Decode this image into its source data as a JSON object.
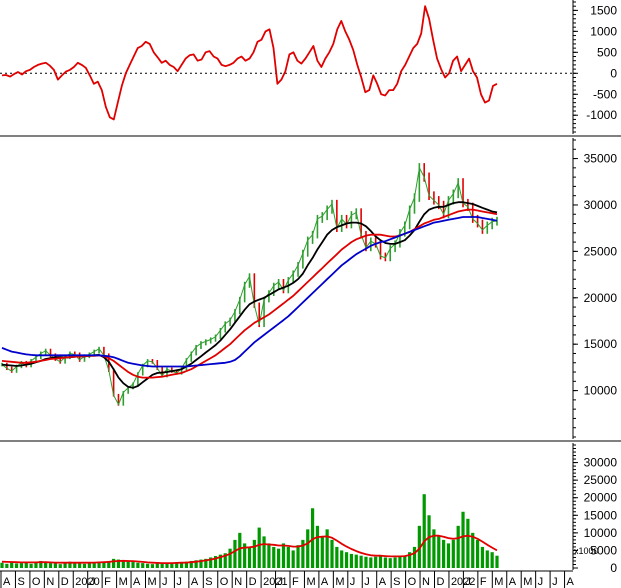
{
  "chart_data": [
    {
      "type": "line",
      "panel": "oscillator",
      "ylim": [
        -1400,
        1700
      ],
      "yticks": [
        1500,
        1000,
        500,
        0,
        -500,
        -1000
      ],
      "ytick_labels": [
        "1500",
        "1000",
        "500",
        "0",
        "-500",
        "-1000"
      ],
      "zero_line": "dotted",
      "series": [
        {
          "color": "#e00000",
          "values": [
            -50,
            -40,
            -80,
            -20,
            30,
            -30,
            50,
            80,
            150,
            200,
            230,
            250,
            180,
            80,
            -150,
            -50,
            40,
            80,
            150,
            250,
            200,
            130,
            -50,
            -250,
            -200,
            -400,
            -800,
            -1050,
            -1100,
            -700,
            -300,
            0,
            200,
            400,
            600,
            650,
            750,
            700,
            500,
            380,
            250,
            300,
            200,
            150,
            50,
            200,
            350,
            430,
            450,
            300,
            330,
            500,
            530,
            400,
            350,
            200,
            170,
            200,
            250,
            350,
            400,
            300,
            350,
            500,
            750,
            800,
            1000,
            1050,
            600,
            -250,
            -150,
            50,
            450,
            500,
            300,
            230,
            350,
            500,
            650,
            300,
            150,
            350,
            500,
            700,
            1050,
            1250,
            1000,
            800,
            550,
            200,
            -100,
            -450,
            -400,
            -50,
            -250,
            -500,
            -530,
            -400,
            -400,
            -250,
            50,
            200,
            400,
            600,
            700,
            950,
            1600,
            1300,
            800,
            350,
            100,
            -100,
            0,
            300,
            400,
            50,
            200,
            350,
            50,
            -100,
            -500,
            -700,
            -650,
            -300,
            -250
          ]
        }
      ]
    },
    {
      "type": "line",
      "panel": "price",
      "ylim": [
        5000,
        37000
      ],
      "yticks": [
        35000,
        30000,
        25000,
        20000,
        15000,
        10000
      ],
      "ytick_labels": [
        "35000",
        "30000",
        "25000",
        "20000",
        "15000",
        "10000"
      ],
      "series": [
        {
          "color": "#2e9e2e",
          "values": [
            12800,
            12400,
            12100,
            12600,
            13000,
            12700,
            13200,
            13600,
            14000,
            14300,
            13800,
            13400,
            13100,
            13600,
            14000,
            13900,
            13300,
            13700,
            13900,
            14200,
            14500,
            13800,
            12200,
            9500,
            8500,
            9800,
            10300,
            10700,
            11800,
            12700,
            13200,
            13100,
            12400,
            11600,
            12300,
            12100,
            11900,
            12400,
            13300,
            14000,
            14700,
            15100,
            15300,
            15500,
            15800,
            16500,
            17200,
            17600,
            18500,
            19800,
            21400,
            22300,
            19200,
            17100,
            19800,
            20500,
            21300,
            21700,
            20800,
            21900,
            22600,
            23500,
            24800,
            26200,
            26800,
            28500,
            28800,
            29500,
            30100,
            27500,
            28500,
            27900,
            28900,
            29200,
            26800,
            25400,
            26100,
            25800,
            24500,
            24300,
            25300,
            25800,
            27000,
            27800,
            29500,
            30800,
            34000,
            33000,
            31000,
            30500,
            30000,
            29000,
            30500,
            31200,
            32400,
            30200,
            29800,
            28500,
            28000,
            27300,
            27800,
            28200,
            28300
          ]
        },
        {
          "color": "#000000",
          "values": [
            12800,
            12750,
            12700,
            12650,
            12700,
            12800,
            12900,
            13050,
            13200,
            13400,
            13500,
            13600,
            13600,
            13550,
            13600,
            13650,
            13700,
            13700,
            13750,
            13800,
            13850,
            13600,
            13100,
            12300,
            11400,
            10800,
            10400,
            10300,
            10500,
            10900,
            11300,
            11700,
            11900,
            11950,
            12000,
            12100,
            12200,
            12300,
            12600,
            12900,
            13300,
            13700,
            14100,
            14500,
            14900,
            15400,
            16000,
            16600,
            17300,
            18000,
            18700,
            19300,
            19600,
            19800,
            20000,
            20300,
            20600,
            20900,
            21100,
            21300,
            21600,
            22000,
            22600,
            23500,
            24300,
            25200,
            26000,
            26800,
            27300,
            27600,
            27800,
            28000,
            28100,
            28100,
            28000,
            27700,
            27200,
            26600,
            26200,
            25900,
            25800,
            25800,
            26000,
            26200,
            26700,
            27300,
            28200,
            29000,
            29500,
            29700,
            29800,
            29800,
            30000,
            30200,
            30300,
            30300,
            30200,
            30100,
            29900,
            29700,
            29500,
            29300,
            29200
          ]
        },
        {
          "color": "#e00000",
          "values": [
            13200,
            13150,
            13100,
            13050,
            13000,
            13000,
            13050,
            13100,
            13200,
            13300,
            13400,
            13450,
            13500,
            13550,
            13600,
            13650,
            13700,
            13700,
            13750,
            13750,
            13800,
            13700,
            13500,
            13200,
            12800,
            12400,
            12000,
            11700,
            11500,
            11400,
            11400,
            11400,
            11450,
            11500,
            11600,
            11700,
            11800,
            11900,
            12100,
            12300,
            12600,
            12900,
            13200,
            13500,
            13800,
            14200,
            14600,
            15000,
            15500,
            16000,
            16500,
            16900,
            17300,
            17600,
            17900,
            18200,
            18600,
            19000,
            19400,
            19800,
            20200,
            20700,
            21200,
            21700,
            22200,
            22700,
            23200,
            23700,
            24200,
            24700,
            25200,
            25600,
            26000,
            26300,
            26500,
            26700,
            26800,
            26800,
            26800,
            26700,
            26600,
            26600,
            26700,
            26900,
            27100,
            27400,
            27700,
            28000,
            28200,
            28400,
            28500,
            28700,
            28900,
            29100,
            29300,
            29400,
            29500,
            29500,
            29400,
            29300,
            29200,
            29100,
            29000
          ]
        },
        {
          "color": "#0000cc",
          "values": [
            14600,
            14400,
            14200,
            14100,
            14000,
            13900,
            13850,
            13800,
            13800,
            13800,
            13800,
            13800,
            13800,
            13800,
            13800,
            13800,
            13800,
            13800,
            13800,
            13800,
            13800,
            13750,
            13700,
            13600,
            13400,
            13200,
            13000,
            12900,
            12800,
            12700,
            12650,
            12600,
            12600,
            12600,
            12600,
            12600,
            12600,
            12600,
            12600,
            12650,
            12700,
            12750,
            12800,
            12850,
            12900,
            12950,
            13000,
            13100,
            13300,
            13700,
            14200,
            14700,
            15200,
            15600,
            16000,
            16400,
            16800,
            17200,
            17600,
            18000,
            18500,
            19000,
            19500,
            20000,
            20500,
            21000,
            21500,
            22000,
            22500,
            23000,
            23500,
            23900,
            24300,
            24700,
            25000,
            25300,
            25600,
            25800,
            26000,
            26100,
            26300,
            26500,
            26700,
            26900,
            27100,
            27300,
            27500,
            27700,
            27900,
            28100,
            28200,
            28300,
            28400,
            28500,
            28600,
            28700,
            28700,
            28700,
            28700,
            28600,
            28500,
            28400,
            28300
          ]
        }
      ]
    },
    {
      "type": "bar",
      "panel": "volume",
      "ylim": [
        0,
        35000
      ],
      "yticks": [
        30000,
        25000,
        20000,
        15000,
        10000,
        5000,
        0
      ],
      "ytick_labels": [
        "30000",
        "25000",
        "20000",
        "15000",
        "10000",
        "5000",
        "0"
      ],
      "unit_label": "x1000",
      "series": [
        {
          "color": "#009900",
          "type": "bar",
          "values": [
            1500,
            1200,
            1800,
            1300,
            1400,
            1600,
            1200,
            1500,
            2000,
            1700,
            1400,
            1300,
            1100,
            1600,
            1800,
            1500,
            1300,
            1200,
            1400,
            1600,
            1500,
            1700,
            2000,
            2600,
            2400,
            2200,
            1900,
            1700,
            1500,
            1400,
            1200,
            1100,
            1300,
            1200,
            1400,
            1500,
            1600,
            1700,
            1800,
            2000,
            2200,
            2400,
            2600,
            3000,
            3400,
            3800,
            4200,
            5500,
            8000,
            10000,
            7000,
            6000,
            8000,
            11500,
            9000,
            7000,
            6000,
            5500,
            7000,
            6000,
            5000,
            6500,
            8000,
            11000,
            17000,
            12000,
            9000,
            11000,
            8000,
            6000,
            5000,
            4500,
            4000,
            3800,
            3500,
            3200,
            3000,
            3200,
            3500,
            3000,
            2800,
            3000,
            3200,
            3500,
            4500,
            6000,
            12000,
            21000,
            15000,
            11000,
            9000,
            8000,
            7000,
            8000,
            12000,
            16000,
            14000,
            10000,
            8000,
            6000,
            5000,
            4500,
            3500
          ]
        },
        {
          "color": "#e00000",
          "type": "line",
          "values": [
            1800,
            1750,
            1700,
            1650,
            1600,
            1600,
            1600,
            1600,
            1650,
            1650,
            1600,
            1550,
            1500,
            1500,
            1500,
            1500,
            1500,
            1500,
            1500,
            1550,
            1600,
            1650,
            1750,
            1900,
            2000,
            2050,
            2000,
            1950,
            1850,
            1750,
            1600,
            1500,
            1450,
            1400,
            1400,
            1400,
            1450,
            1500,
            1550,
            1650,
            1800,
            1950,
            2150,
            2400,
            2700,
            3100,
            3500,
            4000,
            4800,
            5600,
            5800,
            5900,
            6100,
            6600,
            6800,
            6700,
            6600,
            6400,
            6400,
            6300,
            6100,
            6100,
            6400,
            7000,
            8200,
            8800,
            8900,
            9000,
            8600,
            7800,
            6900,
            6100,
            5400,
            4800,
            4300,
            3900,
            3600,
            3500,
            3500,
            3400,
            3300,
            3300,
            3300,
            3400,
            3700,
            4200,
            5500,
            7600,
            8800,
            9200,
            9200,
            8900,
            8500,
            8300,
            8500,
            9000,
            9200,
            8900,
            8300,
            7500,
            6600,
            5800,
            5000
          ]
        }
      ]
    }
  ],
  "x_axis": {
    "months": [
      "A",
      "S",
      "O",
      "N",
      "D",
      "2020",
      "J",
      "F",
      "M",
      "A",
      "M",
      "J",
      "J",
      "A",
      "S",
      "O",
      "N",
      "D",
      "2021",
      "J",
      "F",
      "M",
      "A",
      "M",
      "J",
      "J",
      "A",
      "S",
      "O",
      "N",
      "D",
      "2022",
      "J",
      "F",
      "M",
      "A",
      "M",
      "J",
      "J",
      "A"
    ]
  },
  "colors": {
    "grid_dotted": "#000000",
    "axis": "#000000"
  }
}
┄┄┄┄┄┄┄┄┄┄
Pull out and copy each line containing the string "type".

      "type": "line",
      "type": "line",
      "type": "bar",
          "type": "bar",
          "type": "line",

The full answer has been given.